Your task is to reproduce the entries below word for word.
-- START OF EXERCISE MATERIAL --
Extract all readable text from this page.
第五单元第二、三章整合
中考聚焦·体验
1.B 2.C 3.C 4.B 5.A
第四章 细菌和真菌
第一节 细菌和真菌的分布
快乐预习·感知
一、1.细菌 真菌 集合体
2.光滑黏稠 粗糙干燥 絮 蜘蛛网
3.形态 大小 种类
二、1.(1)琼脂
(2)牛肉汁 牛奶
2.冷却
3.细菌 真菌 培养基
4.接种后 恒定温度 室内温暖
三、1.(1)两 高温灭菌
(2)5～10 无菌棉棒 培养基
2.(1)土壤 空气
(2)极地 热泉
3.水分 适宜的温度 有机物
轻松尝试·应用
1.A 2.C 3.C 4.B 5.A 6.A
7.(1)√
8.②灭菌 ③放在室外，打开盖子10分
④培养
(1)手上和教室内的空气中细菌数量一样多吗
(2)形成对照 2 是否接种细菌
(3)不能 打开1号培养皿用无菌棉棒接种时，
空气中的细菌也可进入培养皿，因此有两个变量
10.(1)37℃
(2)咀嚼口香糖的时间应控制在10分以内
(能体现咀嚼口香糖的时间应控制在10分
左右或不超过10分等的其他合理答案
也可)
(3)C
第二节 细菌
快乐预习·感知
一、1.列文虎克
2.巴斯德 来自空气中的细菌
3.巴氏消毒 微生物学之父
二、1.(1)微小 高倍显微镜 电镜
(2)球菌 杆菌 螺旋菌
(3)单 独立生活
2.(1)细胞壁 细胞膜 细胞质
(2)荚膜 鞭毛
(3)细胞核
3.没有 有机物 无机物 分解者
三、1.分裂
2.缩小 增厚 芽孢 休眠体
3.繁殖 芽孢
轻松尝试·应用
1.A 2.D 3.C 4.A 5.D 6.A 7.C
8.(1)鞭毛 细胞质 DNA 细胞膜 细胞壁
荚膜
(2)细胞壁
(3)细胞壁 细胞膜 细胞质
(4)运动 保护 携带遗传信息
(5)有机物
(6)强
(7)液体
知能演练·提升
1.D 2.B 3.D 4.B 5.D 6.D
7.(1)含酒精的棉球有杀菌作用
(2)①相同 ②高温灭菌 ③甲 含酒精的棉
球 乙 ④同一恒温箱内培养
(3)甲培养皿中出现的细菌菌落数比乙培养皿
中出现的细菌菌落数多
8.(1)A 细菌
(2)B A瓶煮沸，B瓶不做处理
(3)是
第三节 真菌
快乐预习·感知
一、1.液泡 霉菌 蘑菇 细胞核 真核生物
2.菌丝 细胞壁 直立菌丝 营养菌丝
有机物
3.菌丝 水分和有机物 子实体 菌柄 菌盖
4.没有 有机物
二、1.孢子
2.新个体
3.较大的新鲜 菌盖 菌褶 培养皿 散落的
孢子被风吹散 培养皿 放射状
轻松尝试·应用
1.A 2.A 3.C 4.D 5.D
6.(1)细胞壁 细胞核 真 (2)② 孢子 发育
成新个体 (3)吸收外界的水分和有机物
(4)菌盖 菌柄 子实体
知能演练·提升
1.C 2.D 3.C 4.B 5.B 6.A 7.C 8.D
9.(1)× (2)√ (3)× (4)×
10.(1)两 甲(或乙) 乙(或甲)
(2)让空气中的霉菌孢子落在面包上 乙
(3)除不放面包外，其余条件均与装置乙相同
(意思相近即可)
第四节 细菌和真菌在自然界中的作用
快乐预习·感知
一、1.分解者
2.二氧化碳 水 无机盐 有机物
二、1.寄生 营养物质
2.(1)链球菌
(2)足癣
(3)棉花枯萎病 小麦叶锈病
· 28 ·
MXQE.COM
-- END OF EXERCISE MATERIAL --
» TASK RESULT
Extract all readable text from this page.
第五单元第二、三章整合
中考聚焦·体验
1.B 2.C 3.C 4.B 5.A
第四章 细菌和真菌
第一节 细菌和真菌的分布
快乐预习·感知
一、1.细菌 真菌 集合体
2.光滑黏稠 粗糙干燥 絮 蜘蛛网
3.形态 大小 种类
二、1.(1)琼脂
(2)牛肉汁 牛奶
2.冷却
3.细菌 真菌 培养基
4.接种后 恒定温度 室内温暖
三、1.(1)两 高温灭菌
(2)5～10 无菌棉棒 培养基
2.(1)土壤 空气
(2)极地 热泉
3.水分 适宜的温度 有机物
轻松尝试·应用
1.A 2.C 3.C 4.B 5.A 6.A
7.(1)√
8.②灭菌 ③放在室外，打开盖子10分
④培养
(1)手上和教室内的空气中细菌数量一样多吗
(2)形成对照 2 是否接种细菌
(3)不能 打开1号培养皿用无菌棉棒接种时，
空气中的细菌也可进入培养皿，因此有两个变量
10.(1)37℃
(2)咀嚼口香糖的时间应控制在10分以内
(能体现咀嚼口香糖的时间应控制在10分
左右或不超过10分等的其他合理答案
也可)
(3)C
第二节 细菌
快乐预习·感知
一、1.列文虎克
2.巴斯德 来自空气中的细菌
3.巴氏消毒 微生物学之父
二、1.(1)微小 高倍显微镜 电镜
(2)球菌 杆菌 螺旋菌
(3)单 独立生活
2.(1)细胞壁 细胞膜 细胞质
(2)荚膜 鞭毛
(3)细胞核
3.没有 有机物 无机物 分解者
三、1.分裂
2.缩小 增厚 芽孢 休眠体
3.繁殖 芽孢
轻松尝试·应用
1.A 2.D 3.C 4.A 5.D 6.A 7.C
8.(1)鞭毛 细胞质 DNA 细胞膜 细胞壁
荚膜
(2)细胞壁
(3)细胞壁 细胞膜 细胞质
(4)运动 保护 携带遗传信息
(5)有机物
(6)强
(7)液体
知能演练·提升
1.D 2.B 3.D 4.B 5.D 6.D
7.(1)含酒精的棉球有杀菌作用
(2)①相同 ②高温灭菌 ③甲 含酒精的棉
球 乙 ④同一恒温箱内培养
(3)甲培养皿中出现的细菌菌落数比乙培养皿
中出现的细菌菌落数多
8.(1)A 细菌
(2)B A瓶煮沸，B瓶不做处理
(3)是
第三节 真菌
快乐预习·感知
一、1.液泡 霉菌 蘑菇 细胞核 真核生物
2.菌丝 细胞壁 直立菌丝 营养菌丝
有机物
3.菌丝 水分和有机物 子实体 菌柄 菌盖
4.没有 有机物
二、1.孢子
2.新个体
3.较大的新鲜 菌盖 菌褶 培养皿 散落的
孢子被风吹散 培养皿 放射状
轻松尝试·应用
1.A 2.A 3.C 4.D 5.D
6.(1)细胞壁 细胞核 真 (2)② 孢子 发育
成新个体 (3)吸收外界的水分和有机物
(4)菌盖 菌柄 子实体
知能演练·提升
1.C 2.D 3.C 4.B 5.B 6.A 7.C 8.D
9.(1)× (2)√ (3)× (4)×
10.(1)两 甲(或乙) 乙(或甲)
(2)让空气中的霉菌孢子落在面包上 乙
(3)除不放面包外，其余条件均与装置乙相同
(意思相近即可)
第四节 细菌和真菌在自然界中的作用
快乐预习·感知
一、1.分解者
2.二氧化碳 水 无机盐 有机物
二、1.寄生 营养物质
2.(1)链球菌
(2)足癣
(3)棉花枯萎病 小麦叶锈病
· 28 ·
MXQE.COM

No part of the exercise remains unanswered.